> Stated task
Every line with the word "빙상훈련센터" in it should be extracted from the data that follows.

> Dataset content
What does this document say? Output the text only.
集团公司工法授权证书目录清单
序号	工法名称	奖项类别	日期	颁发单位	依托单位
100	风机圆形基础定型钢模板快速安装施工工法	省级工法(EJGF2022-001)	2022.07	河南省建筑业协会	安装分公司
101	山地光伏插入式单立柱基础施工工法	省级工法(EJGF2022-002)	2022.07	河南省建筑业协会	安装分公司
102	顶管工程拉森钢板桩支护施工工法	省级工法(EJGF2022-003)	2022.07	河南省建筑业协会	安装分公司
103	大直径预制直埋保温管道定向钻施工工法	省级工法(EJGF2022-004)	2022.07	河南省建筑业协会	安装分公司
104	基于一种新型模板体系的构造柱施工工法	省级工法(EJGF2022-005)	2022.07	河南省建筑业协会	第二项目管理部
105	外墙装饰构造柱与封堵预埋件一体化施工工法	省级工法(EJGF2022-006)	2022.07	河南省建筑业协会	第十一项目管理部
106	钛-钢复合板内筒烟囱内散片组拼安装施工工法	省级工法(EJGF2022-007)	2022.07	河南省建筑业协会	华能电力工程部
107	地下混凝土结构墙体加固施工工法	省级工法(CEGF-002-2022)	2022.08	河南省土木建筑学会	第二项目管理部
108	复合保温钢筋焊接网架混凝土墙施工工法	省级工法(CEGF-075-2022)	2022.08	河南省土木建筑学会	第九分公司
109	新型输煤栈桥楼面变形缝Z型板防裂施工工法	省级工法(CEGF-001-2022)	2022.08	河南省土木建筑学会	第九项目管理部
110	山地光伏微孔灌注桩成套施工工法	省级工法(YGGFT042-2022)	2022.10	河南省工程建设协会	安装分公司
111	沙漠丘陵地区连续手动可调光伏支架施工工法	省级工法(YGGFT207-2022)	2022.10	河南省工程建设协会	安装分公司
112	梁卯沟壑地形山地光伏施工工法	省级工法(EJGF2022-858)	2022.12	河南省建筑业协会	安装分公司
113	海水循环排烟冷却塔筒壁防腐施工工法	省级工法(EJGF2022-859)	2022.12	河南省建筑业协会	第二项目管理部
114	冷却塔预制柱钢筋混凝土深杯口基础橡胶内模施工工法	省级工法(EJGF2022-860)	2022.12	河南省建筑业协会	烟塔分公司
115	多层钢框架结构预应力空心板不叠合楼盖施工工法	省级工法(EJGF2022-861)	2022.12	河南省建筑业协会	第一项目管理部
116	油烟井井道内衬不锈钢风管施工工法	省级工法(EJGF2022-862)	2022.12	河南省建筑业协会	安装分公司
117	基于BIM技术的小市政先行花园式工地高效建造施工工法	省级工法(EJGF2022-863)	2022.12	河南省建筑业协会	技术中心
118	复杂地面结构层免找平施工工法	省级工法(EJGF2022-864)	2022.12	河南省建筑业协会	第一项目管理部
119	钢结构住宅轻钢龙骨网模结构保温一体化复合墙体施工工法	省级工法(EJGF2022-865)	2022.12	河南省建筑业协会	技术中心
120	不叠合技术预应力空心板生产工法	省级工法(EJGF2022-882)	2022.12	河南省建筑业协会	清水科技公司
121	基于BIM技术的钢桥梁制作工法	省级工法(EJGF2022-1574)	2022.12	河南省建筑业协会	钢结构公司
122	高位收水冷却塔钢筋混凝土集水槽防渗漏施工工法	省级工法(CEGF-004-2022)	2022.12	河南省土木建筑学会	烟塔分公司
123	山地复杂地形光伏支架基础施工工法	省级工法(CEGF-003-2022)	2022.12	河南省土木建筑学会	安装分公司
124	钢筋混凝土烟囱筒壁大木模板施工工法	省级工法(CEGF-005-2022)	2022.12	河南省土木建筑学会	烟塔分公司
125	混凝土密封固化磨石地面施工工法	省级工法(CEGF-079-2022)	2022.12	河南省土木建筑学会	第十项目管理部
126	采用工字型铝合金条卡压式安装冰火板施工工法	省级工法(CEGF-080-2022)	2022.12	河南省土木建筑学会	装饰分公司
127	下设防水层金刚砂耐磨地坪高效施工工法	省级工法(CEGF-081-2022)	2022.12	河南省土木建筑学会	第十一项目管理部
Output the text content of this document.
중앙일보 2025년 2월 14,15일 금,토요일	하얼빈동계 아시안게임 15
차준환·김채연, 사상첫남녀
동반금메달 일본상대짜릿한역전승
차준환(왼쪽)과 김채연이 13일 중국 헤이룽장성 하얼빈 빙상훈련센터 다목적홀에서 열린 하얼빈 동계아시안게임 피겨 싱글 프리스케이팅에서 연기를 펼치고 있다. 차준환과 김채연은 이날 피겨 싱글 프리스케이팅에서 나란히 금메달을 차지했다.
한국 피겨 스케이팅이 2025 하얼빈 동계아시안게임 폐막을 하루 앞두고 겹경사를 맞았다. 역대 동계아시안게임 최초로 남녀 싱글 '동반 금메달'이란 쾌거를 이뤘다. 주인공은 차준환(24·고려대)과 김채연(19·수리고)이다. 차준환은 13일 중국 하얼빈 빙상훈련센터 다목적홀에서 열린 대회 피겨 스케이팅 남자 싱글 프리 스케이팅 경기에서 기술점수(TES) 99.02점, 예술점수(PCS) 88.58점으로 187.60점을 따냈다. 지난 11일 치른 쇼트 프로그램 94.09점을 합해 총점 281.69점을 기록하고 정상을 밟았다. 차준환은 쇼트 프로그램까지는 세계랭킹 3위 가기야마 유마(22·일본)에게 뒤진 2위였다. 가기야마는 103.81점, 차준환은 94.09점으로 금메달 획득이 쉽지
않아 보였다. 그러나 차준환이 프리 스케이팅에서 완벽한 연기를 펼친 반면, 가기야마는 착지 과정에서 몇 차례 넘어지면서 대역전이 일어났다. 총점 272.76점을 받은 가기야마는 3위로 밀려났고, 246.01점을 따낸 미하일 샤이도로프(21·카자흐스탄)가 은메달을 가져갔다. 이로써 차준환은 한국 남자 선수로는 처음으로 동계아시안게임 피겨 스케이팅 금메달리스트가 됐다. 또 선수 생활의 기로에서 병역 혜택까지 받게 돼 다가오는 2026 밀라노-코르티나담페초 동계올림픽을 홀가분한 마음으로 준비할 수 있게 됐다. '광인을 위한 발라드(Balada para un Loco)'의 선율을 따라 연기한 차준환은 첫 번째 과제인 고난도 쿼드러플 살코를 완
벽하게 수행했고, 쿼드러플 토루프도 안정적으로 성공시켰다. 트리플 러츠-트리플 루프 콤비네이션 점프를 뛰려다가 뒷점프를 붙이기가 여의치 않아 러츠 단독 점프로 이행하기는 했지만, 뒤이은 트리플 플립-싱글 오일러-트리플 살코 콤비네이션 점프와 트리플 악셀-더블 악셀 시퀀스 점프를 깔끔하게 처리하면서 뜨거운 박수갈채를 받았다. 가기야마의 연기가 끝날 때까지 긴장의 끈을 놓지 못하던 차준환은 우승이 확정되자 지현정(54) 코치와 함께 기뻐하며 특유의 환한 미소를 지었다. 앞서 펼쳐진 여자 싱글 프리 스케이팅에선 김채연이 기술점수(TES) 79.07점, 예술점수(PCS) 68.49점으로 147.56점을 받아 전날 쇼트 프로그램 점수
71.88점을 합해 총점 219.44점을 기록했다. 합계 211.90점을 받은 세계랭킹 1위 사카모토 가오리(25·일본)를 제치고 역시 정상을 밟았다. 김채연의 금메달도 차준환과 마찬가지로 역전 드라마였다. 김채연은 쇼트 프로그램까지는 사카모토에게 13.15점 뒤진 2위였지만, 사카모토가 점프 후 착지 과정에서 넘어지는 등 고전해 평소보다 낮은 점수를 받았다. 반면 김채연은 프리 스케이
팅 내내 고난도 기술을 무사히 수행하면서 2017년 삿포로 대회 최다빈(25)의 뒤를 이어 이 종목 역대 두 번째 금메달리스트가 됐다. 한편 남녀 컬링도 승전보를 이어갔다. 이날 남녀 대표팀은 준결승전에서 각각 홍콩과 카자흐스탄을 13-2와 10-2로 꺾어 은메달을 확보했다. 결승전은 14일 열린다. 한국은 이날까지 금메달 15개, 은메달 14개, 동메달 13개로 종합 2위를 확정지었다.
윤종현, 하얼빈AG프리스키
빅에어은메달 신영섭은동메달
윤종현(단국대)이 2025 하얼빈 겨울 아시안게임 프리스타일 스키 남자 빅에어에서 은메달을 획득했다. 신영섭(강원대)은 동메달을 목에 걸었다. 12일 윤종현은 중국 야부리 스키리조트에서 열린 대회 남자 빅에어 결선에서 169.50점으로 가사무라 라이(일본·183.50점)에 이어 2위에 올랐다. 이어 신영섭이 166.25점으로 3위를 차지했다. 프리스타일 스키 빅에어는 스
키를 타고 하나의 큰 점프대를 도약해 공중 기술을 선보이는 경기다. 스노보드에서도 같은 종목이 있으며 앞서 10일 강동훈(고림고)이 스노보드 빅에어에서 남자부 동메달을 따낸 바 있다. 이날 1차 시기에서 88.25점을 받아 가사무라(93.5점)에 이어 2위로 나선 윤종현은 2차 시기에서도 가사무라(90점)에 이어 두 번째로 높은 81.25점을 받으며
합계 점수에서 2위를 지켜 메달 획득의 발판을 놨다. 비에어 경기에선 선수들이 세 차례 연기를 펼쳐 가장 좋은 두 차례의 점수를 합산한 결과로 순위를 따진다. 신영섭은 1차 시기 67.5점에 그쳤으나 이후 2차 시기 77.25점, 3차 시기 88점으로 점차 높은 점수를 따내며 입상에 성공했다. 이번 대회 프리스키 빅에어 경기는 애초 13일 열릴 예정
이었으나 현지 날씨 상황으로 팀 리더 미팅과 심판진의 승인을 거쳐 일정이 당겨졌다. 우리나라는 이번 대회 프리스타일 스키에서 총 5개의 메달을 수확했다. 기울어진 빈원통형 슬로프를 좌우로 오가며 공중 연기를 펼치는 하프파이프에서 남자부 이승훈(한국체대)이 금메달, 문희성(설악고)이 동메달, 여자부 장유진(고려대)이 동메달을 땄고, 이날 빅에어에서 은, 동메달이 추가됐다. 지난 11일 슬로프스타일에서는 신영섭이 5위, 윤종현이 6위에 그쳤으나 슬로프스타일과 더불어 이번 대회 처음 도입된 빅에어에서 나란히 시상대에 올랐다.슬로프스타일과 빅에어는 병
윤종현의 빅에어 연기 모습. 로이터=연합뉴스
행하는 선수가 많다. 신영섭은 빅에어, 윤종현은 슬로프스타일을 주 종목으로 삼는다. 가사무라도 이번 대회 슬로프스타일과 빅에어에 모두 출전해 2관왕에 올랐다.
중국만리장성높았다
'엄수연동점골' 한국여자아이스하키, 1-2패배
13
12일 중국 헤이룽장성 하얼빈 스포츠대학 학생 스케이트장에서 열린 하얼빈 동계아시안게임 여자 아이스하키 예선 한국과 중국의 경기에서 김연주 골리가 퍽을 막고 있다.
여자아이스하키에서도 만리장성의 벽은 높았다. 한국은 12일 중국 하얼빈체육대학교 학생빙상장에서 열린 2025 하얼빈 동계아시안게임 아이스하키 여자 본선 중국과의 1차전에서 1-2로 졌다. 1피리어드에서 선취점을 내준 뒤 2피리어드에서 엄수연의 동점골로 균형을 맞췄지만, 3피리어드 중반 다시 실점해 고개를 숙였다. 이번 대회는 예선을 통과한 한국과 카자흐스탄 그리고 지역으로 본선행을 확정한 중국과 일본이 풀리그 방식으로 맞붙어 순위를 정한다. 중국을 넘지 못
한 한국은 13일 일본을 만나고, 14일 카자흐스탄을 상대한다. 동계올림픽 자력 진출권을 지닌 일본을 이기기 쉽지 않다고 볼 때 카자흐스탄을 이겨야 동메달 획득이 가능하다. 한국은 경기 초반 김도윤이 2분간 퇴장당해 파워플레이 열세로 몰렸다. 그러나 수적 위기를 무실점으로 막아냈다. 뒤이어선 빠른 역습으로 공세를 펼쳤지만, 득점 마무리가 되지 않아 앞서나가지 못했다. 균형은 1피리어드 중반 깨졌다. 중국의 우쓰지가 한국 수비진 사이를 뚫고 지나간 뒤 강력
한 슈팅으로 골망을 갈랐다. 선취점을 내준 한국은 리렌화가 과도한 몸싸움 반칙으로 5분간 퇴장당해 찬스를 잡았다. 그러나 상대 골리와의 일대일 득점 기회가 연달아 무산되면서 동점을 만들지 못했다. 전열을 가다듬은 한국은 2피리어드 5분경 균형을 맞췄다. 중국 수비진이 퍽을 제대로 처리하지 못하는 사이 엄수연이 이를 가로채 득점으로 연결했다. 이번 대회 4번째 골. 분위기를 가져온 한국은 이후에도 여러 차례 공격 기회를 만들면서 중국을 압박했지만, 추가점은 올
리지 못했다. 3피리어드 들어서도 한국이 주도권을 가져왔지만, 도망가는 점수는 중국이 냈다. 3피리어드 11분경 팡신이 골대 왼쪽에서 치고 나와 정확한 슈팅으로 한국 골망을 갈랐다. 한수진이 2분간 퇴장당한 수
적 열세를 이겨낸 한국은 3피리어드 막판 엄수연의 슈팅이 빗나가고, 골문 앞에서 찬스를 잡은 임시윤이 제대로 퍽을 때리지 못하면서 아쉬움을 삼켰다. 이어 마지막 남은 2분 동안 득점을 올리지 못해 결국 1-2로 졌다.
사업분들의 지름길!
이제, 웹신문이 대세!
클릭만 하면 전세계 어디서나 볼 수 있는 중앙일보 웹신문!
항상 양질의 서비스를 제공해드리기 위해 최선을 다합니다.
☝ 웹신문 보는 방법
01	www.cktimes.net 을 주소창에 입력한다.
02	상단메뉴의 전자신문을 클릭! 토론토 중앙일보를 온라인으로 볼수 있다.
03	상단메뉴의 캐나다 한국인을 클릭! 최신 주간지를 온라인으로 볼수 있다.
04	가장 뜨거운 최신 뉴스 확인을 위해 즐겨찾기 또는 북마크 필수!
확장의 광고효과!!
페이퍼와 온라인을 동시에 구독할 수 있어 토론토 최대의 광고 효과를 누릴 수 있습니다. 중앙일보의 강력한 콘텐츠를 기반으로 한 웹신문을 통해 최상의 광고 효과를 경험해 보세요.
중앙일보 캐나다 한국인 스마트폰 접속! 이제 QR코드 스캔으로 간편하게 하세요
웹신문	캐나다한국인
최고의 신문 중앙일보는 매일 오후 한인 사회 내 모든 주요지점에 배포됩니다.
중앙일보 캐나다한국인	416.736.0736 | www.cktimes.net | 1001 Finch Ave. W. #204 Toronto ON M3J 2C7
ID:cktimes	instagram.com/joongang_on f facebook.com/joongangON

> Exercise answer
차준환(왼쪽)과 김채연이 13일 중국 헤이룽장성 하얼빈 빙상훈련센터 다목적홀에서 열린 하얼빈 동계아시안게임 피겨 싱글 프리스케이팅에서 연기를 펼치고 있다. 차준환과 김채연은 이날 피겨 싱글 프리스케이팅에서 나란히 금메달을 차지했다.
한국 피겨 스케이팅이 2025 하얼빈 동계아시안게임 폐막을 하루 앞두고 겹경사를 맞았다. 역대 동계아시안게임 최초로 남녀 싱글 '동반 금메달'이란 쾌거를 이뤘다. 주인공은 차준환(24·고려대)과 김채연(19·수리고)이다. 차준환은 13일 중국 하얼빈 빙상훈련센터 다목적홀에서 열린 대회 피겨 스케이팅 남자 싱글 프리 스케이팅 경기에서 기술점수(TES) 99.02점, 예술점수(PCS) 88.58점으로 187.60점을 따냈다. 지난 11일 치른 쇼트 프로그램 94.09점을 합해 총점 281.69점을 기록하고 정상을 밟았다. 차준환은 쇼트 프로그램까지는 세계랭킹 3위 가기야마 유마(22·일본)에게 뒤진 2위였다. 가기야마는 103.81점, 차준환은 94.09점으로 금메달 획득이 쉽지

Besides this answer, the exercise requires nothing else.